* EXERCISE PROMPT
Copy out all the lines exactly. Omit pictures.

+ + + + +

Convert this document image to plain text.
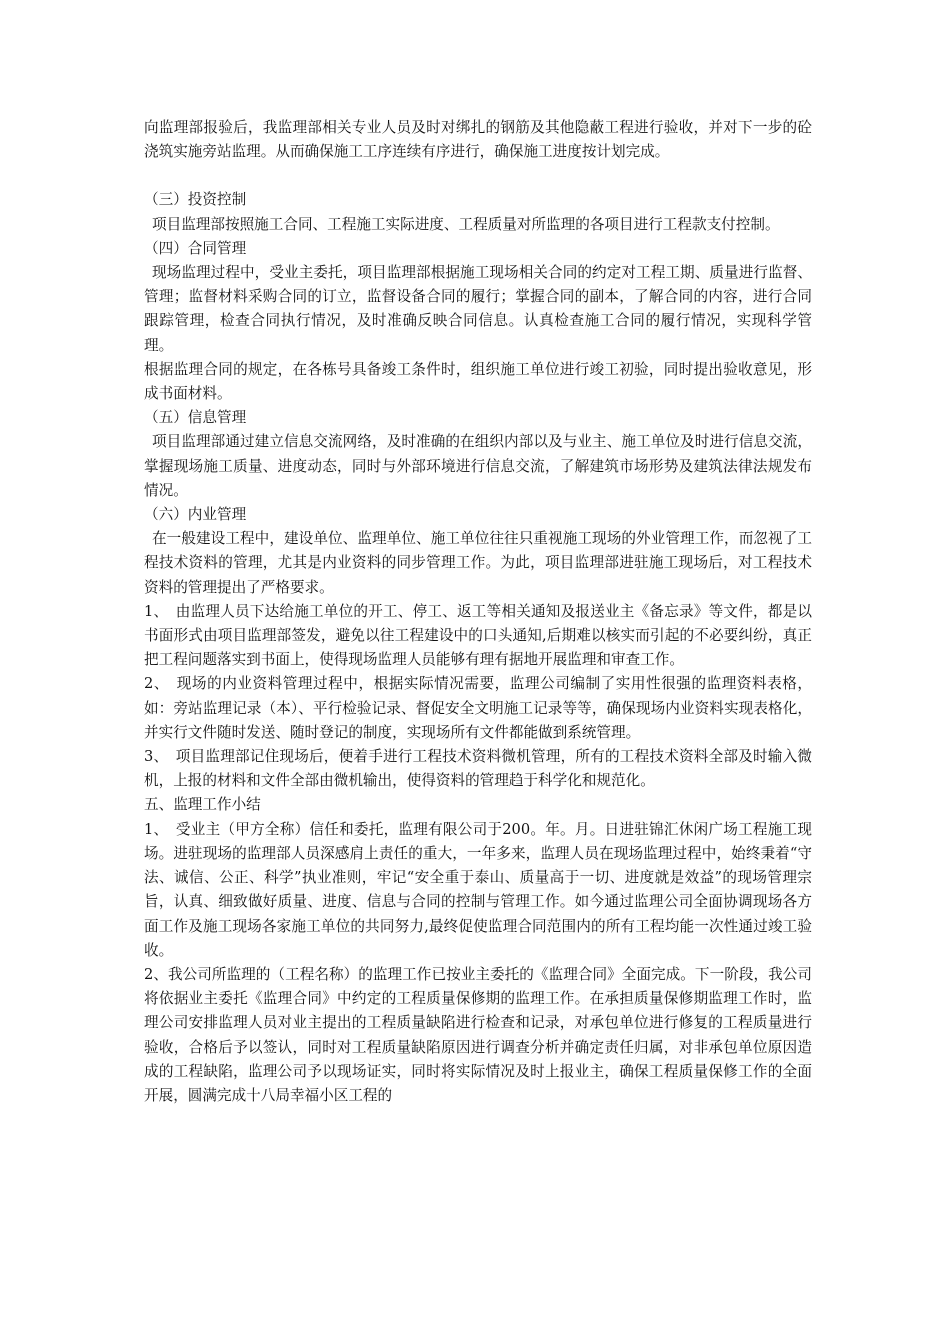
向监理部报验后，我监理部相关专业人员及时对绑扎的钢筋及其他隐蔽工程进行验收，并对下一步的砼浇筑实施旁站监理。从而确保施工工序连续有序进行，确保施工进度按计划完成。

（三）投资控制

项目监理部按照施工合同、工程施工实际进度、工程质量对所监理的各项目进行工程款支付控制。

（四）合同管理

现场监理过程中，受业主委托，项目监理部根据施工现场相关合同的约定对工程工期、质量进行监督、管理；监督材料采购合同的订立，监督设备合同的履行；掌握合同的副本，了解合同的内容，进行合同跟踪管理，检查合同执行情况，及时准确反映合同信息。认真检查施工合同的履行情况，实现科学管理。

根据监理合同的规定，在各栋号具备竣工条件时，组织施工单位进行竣工初验，同时提出验收意见，形成书面材料。

（五）信息管理

项目监理部通过建立信息交流网络，及时准确的在组织内部以及与业主、施工单位及时进行信息交流，掌握现场施工质量、进度动态，同时与外部环境进行信息交流，了解建筑市场形势及建筑法律法规发布情况。

（六）内业管理

在一般建设工程中，建设单位、监理单位、施工单位往往只重视施工现场的外业管理工作，而忽视了工程技术资料的管理，尤其是内业资料的同步管理工作。为此，项目监理部进驻施工现场后，对工程技术资料的管理提出了严格要求。

1、　由监理人员下达给施工单位的开工、停工、返工等相关通知及报送业主《备忘录》等文件，都是以书面形式由项目监理部签发，避免以往工程建设中的口头通知,后期难以核实而引起的不必要纠纷，真正把工程问题落实到书面上，使得现场监理人员能够有理有据地开展监理和审查工作。

2、　现场的内业资料管理过程中，根据实际情况需要，监理公司编制了实用性很强的监理资料表格，如：旁站监理记录（本）、平行检验记录、督促安全文明施工记录等等，确保现场内业资料实现表格化，并实行文件随时发送、随时登记的制度，实现场所有文件都能做到系统管理。

3、　项目监理部记住现场后，便着手进行工程技术资料微机管理，所有的工程技术资料全部及时输入微机，上报的材料和文件全部由微机输出，使得资料的管理趋于科学化和规范化。

五、监理工作小结

1、　受业主（甲方全称）信任和委托，监理有限公司于200。年。月。日进驻锦汇休闲广场工程施工现场。进驻现场的监理部人员深感肩上责任的重大，一年多来，监理人员在现场监理过程中，始终秉着“守法、诚信、公正、科学”执业准则，牢记“安全重于泰山、质量高于一切、进度就是效益”的现场管理宗旨，认真、细致做好质量、进度、信息与合同的控制与管理工作。如今通过监理公司全面协调现场各方面工作及施工现场各家施工单位的共同努力,最终促使监理合同范围内的所有工程均能一次性通过竣工验收。

2、我公司所监理的（工程名称）的监理工作已按业主委托的《监理合同》全面完成。下一阶段，我公司将依据业主委托《监理合同》中约定的工程质量保修期的监理工作。在承担质量保修期监理工作时，监理公司安排监理人员对业主提出的工程质量缺陷进行检查和记录，对承包单位进行修复的工程质量进行验收，合格后予以签认，同时对工程质量缺陷原因进行调查分析并确定责任归属，对非承包单位原因造成的工程缺陷，监理公司予以现场证实，同时将实际情况及时上报业主，确保工程质量保修工作的全面开展，圆满完成十八局幸福小区工程的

+ + + + +

* OUTPUT
Convert this document image to plain text.
向监理部报验后，我监理部相关专业人员及时对绑扎的钢筋及其他隐蔽工程进行验收，并对下一步的砼浇筑实施旁站监理。从而确保施工工序连续有序进行，确保施工进度按计划完成。

（三）投资控制

项目监理部按照施工合同、工程施工实际进度、工程质量对所监理的各项目进行工程款支付控制。

（四）合同管理

现场监理过程中，受业主委托，项目监理部根据施工现场相关合同的约定对工程工期、质量进行监督、管理；监督材料采购合同的订立，监督设备合同的履行；掌握合同的副本，了解合同的内容，进行合同跟踪管理，检查合同执行情况，及时准确反映合同信息。认真检查施工合同的履行情况，实现科学管理。

根据监理合同的规定，在各栋号具备竣工条件时，组织施工单位进行竣工初验，同时提出验收意见，形成书面材料。

（五）信息管理

项目监理部通过建立信息交流网络，及时准确的在组织内部以及与业主、施工单位及时进行信息交流，掌握现场施工质量、进度动态，同时与外部环境进行信息交流，了解建筑市场形势及建筑法律法规发布情况。

（六）内业管理

在一般建设工程中，建设单位、监理单位、施工单位往往只重视施工现场的外业管理工作，而忽视了工程技术资料的管理，尤其是内业资料的同步管理工作。为此，项目监理部进驻施工现场后，对工程技术资料的管理提出了严格要求。

1、　由监理人员下达给施工单位的开工、停工、返工等相关通知及报送业主《备忘录》等文件，都是以书面形式由项目监理部签发，避免以往工程建设中的口头通知,后期难以核实而引起的不必要纠纷，真正把工程问题落实到书面上，使得现场监理人员能够有理有据地开展监理和审查工作。

2、　现场的内业资料管理过程中，根据实际情况需要，监理公司编制了实用性很强的监理资料表格，如：旁站监理记录（本）、平行检验记录、督促安全文明施工记录等等，确保现场内业资料实现表格化，并实行文件随时发送、随时登记的制度，实现场所有文件都能做到系统管理。

3、　项目监理部记住现场后，便着手进行工程技术资料微机管理，所有的工程技术资料全部及时输入微机，上报的材料和文件全部由微机输出，使得资料的管理趋于科学化和规范化。

五、监理工作小结

1、　受业主（甲方全称）信任和委托，监理有限公司于200。年。月。日进驻锦汇休闲广场工程施工现场。进驻现场的监理部人员深感肩上责任的重大，一年多来，监理人员在现场监理过程中，始终秉着“守法、诚信、公正、科学”执业准则，牢记“安全重于泰山、质量高于一切、进度就是效益”的现场管理宗旨，认真、细致做好质量、进度、信息与合同的控制与管理工作。如今通过监理公司全面协调现场各方面工作及施工现场各家施工单位的共同努力,最终促使监理合同范围内的所有工程均能一次性通过竣工验收。

2、我公司所监理的（工程名称）的监理工作已按业主委托的《监理合同》全面完成。下一阶段，我公司将依据业主委托《监理合同》中约定的工程质量保修期的监理工作。在承担质量保修期监理工作时，监理公司安排监理人员对业主提出的工程质量缺陷进行检查和记录，对承包单位进行修复的工程质量进行验收，合格后予以签认，同时对工程质量缺陷原因进行调查分析并确定责任归属，对非承包单位原因造成的工程缺陷，监理公司予以现场证实，同时将实际情况及时上报业主，确保工程质量保修工作的全面开展，圆满完成十八局幸福小区工程的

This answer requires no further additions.